[Begin DATA FOR THIS EXERCISE]
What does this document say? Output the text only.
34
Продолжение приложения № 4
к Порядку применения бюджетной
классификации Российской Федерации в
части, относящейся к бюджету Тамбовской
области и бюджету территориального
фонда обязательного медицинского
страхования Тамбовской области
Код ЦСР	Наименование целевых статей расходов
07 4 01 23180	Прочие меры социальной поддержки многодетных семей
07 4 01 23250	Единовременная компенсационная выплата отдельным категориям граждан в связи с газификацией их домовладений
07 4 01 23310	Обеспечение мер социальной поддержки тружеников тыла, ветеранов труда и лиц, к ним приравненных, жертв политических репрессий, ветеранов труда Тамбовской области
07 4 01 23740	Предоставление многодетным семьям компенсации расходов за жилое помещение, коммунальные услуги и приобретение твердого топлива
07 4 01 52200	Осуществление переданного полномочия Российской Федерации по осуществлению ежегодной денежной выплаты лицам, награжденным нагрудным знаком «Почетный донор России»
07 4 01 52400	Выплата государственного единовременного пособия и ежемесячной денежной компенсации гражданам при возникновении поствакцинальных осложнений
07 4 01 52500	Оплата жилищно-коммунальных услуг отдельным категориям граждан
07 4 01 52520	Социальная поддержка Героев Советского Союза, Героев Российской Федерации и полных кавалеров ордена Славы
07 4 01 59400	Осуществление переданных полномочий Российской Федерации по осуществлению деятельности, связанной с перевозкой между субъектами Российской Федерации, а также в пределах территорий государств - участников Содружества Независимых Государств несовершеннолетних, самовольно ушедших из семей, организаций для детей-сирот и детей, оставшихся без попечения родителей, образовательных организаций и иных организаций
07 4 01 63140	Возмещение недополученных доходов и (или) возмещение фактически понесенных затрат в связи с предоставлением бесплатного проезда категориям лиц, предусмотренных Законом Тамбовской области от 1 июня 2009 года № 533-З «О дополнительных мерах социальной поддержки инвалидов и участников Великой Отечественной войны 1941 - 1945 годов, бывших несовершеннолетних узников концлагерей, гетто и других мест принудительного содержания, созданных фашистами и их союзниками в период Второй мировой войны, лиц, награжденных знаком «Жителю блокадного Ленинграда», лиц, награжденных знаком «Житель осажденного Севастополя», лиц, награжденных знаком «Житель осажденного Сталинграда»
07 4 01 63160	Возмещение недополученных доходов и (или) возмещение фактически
[End DATA FOR THIS EXERCISE]
PROBLEM TO SOLVE:
What is needed here is an exact reproduction of all the entries.

FULL RESPONSE:
What does this document say? Output the text only.
34
Продолжение приложения № 4
к Порядку применения бюджетной
классификации Российской Федерации в
части, относящейся к бюджету Тамбовской
области и бюджету территориального
фонда обязательного медицинского
страхования Тамбовской области
Код ЦСР	Наименование целевых статей расходов
07 4 01 23180	Прочие меры социальной поддержки многодетных семей
07 4 01 23250	Единовременная компенсационная выплата отдельным категориям граждан в связи с газификацией их домовладений
07 4 01 23310	Обеспечение мер социальной поддержки тружеников тыла, ветеранов труда и лиц, к ним приравненных, жертв политических репрессий, ветеранов труда Тамбовской области
07 4 01 23740	Предоставление многодетным семьям компенсации расходов за жилое помещение, коммунальные услуги и приобретение твердого топлива
07 4 01 52200	Осуществление переданного полномочия Российской Федерации по осуществлению ежегодной денежной выплаты лицам, награжденным нагрудным знаком «Почетный донор России»
07 4 01 52400	Выплата государственного единовременного пособия и ежемесячной денежной компенсации гражданам при возникновении поствакцинальных осложнений
07 4 01 52500	Оплата жилищно-коммунальных услуг отдельным категориям граждан
07 4 01 52520	Социальная поддержка Героев Советского Союза, Героев Российской Федерации и полных кавалеров ордена Славы
07 4 01 59400	Осуществление переданных полномочий Российской Федерации по осуществлению деятельности, связанной с перевозкой между субъектами Российской Федерации, а также в пределах территорий государств - участников Содружества Независимых Государств несовершеннолетних, самовольно ушедших из семей, организаций для детей-сирот и детей, оставшихся без попечения родителей, образовательных организаций и иных организаций
07 4 01 63140	Возмещение недополученных доходов и (или) возмещение фактически понесенных затрат в связи с предоставлением бесплатного проезда категориям лиц, предусмотренных Законом Тамбовской области от 1 июня 2009 года № 533-З «О дополнительных мерах социальной поддержки инвалидов и участников Великой Отечественной войны 1941 - 1945 годов, бывших несовершеннолетних узников концлагерей, гетто и других мест принудительного содержания, созданных фашистами и их союзниками в период Второй мировой войны, лиц, награжденных знаком «Жителю блокадного Ленинграда», лиц, награжденных знаком «Житель осажденного Севастополя», лиц, награжденных знаком «Житель осажденного Сталинграда»
07 4 01 63160	Возмещение недополученных доходов и (или) возмещение фактически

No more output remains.